- _What you will do_
Select, from the material below, each line with "신약성경" in it.

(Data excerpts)
##########
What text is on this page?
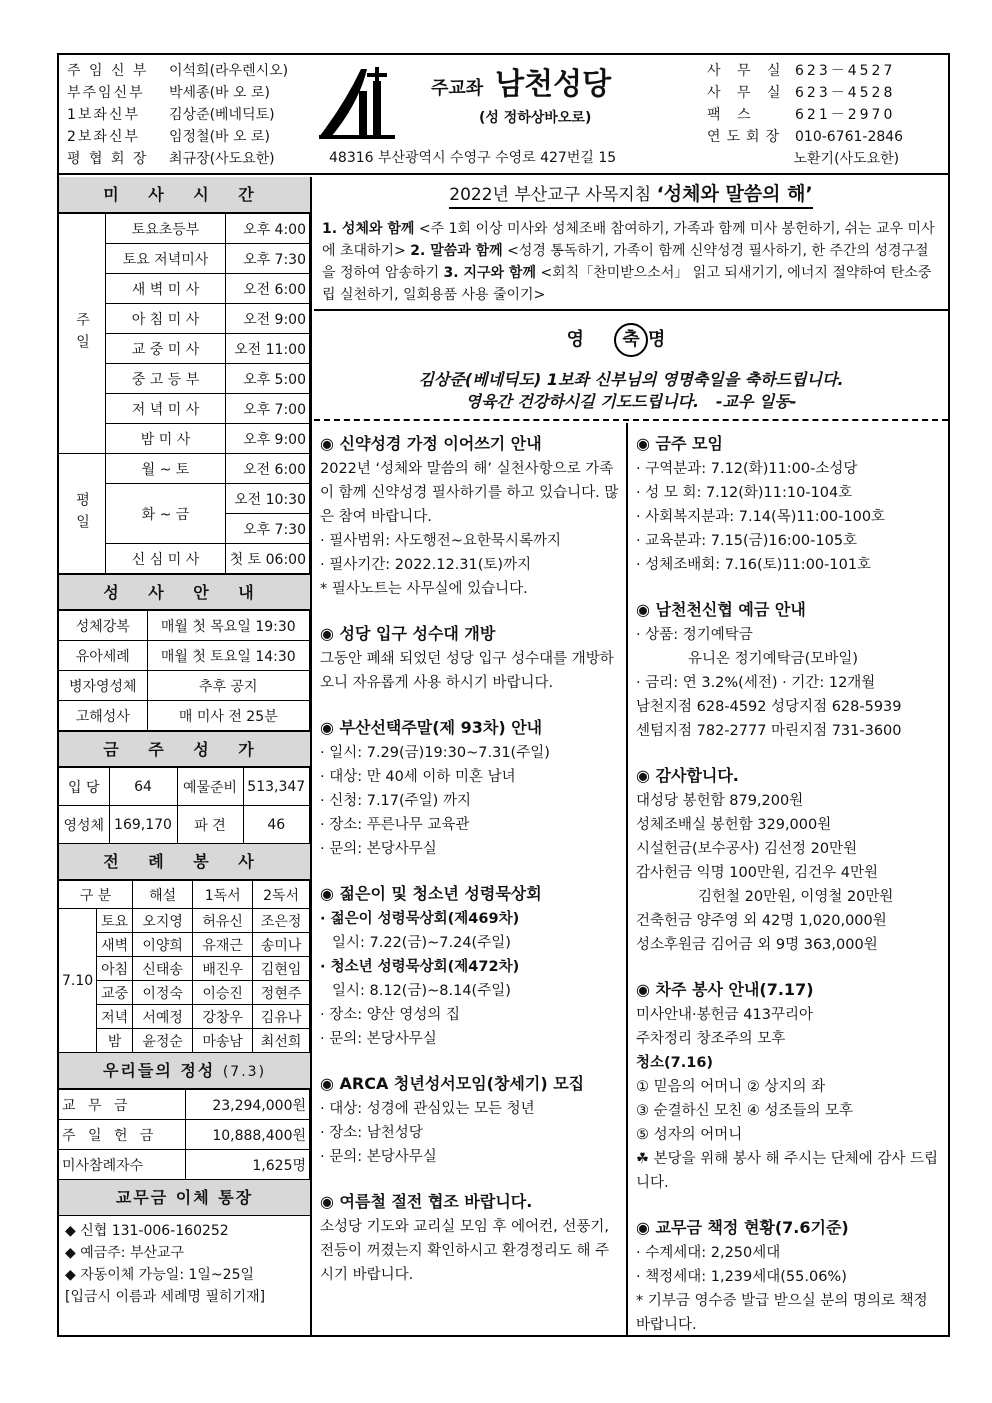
주 임 신 부 이석희(라우렌시오)
부주임신부 박세종(바 오 로)
1보좌신부 김상준(베네딕토)
2보좌신부 임정철(바 오 로)
평 협 회 장 최규장(사도요한)
주교좌 남천성당
(성 정하상바오로)
48316 부산광역시 수영구 수영로 427번길 15
사 무 실 623－4527
사 무 실 623－4528
팩 스	621－2970
연도회장 010-6761-2846
노환기(사도요한)
미 사 시 간
주일	토요초등부	오후 4:00
	토요 저녁미사	오후 7:30
	새 벽 미 사	오전 6:00
	아 침 미 사	오전 9:00
	교 중 미 사	오전 11:00
	중 고 등 부	오후 5:00
	저 녁 미 사	오후 7:00
	밤 미 사	오후 9:00
평일	월 ~ 토	오전 6:00
	화 ~ 금	오전 10:30
		오후 7:30
	신 심 미 사	첫 토 06:00
성 사 안 내
성체강복	매월 첫 목요일 19:30
유아세례	매월 첫 토요일 14:30
병자영성체	추후 공지
고해성사	매 미사 전 25분
금 주 성 가
입 당	64	예물준비	513,347
영성체	169,170	파 견	46
전 례 봉 사
구 분		해설	1독서	2독서
7.10	토요	오지영	허유신	조은정
	새벽	이양희	유재근	송미나
	아침	신태송	배진우	김현임
	교중	이정숙	이승진	정현주
	저녁	서예정	강창우	김유나
	밤	윤정순	마송남	최선희
우리들의 정성 (7.3)
교 무 금	23,294,000원
주 일 헌 금	10,888,400원
미사참례자수	1,625명
교무금 이체 통장
◆ 신협 131-006-160252
◆ 예금주: 부산교구
◆ 자동이체 가능일: 1일~25일
[입금시 이름과 세례명 필히기재]
2022년 부산교구 사목지침 ‘성체와 말씀의 해’
1. 성체와 함께 <주 1회 이상 미사와 성체조배 참여하기, 가족과 함께 미사 봉헌하기, 쉬는 교우 미사에 초대하기> 2. 말씀과 함께 <성경 통독하기, 가족이 함께 신약성경 필사하기, 한 주간의 성경구절을 정하여 암송하기 3. 지구와 함께 <회칙「찬미받으소서」 읽고 되새기기, 에너지 절약하여 탄소중립 실천하기, 일회용품 사용 줄이기>
영 축 명
김상준(베네딕도) 1보좌 신부님의 영명축일을 축하드립니다.
영육간 건강하시길 기도드립니다. -교우 일동-
◉ 신약성경 가정 이어쓰기 안내

2022년 ‘성체와 말씀의 해’ 실천사항으로 가족이 함께 신약성경 필사하기를 하고 있습니다. 많은 참여 바랍니다.

· 필사범위: 사도행전~요한묵시록까지

· 필사기간: 2022.12.31(토)까지

* 필사노트는 사무실에 있습니다.

◉ 성당 입구 성수대 개방

그동안 폐쇄 되었던 성당 입구 성수대를 개방하오니 자유롭게 사용 하시기 바랍니다.

◉ 부산선택주말(제 93차) 안내

· 일시: 7.29(금)19:30~7.31(주일)

· 대상: 만 40세 이하 미혼 남녀

· 신청: 7.17(주일) 까지

· 장소: 푸른나무 교육관

· 문의: 본당사무실

◉ 젊은이 및 청소년 성령묵상회

· 젊은이 성령묵상회(제469차)

일시: 7.22(금)~7.24(주일)

· 청소년 성령묵상회(제472차)

일시: 8.12(금)~8.14(주일)

· 장소: 양산 영성의 집

· 문의: 본당사무실

◉ ARCA 청년성서모임(창세기) 모집

· 대상: 성경에 관심있는 모든 청년

· 장소: 남천성당

· 문의: 본당사무실

◉ 여름철 절전 협조 바랍니다.

소성당 기도와 교리실 모임 후 에어컨, 선풍기, 전등이 꺼졌는지 확인하시고 환경정리도 해 주시기 바랍니다.

◉ 금주 모임

· 구역분과: 7.12(화)11:00-소성당

· 성 모 회: 7.12(화)11:10-104호

· 사회복지분과: 7.14(목)11:00-100호

· 교육분과: 7.15(금)16:00-105호

· 성체조배회: 7.16(토)11:00-101호

◉ 남천천신협 예금 안내

· 상품: 정기예탁금

유니온 정기예탁금(모바일)

· 금리: 연 3.2%(세전) · 기간: 12개월

남천지점 628-4592 성당지점 628-5939

센텀지점 782-2777 마린지점 731-3600

◉ 감사합니다.

대성당 봉헌함 879,200원

성체조배실 봉헌함 329,000원

시설헌금(보수공사) 김선정 20만원

감사헌금 익명 100만원, 김건우 4만원

김헌철 20만원, 이영철 20만원

건축헌금 양주영 외 42명 1,020,000원

성소후원금 김어금 외 9명 363,000원

◉ 차주 봉사 안내(7.17)

미사안내·봉헌금 413꾸리아

주차정리 창조주의 모후

청소(7.16)

① 믿음의 어머니 ② 상지의 좌

③ 순결하신 모친 ④ 성조들의 모후

⑤ 성자의 어머니

☘ 본당을 위해 봉사 해 주시는 단체에 감사 드립니다.

◉ 교무금 책정 현황(7.6기준)

· 수계세대: 2,250세대

· 책정세대: 1,239세대(55.06%)

* 기부금 영수증 발급 받으실 분의 명의로 책정 바랍니다.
##########
- _Exercise output_
1. 성체와 함께 <주 1회 이상 미사와 성체조배 참여하기, 가족과 함께 미사 봉헌하기, 쉬는 교우 미사에 초대하기> 2. 말씀과 함께 <성경 통독하기, 가족이 함께 신약성경 필사하기, 한 주간의 성경구절을 정하여 암송하기 3. 지구와 함께 <회칙「찬미받으소서」 읽고 되새기기, 에너지 절약하여 탄소중립 실천하기, 일회용품 사용 줄이기>
◉ 신약성경 가정 이어쓰기 안내
2022년 ‘성체와 말씀의 해’ 실천사항으로 가족이 함께 신약성경 필사하기를 하고 있습니다. 많은 참여 바랍니다.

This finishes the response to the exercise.